WRITTEN PROBLEM: Extract every record, exactly as written, and ignore the pictures.

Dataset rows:
========
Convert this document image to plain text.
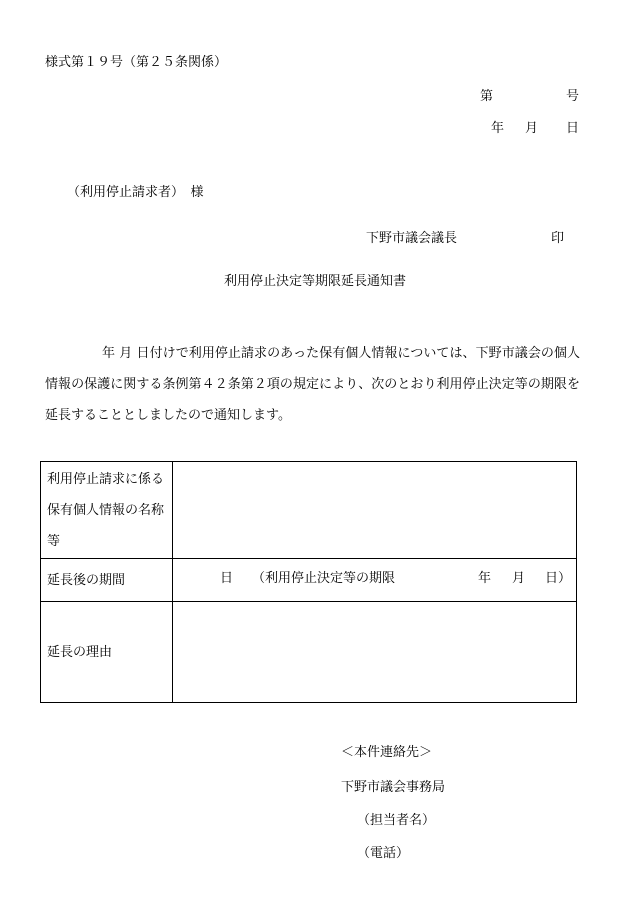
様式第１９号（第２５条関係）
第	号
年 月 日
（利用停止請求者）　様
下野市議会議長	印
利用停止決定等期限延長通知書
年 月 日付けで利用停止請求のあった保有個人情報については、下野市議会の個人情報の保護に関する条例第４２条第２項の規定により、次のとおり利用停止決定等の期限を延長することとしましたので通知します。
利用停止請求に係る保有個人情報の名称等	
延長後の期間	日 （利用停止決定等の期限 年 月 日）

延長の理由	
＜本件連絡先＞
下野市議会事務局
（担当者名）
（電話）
========
IN RESPONSE:
Convert this document image to plain text.
様式第１９号（第２５条関係）
第	号
年 月 日
（利用停止請求者）　様
下野市議会議長	印
利用停止決定等期限延長通知書
年 月 日付けで利用停止請求のあった保有個人情報については、下野市議会の個人情報の保護に関する条例第４２条第２項の規定により、次のとおり利用停止決定等の期限を延長することとしましたので通知します。
利用停止請求に係る保有個人情報の名称等	
延長後の期間	日 （利用停止決定等の期限 年 月 日）

延長の理由	
＜本件連絡先＞
下野市議会事務局
（担当者名）
（電話）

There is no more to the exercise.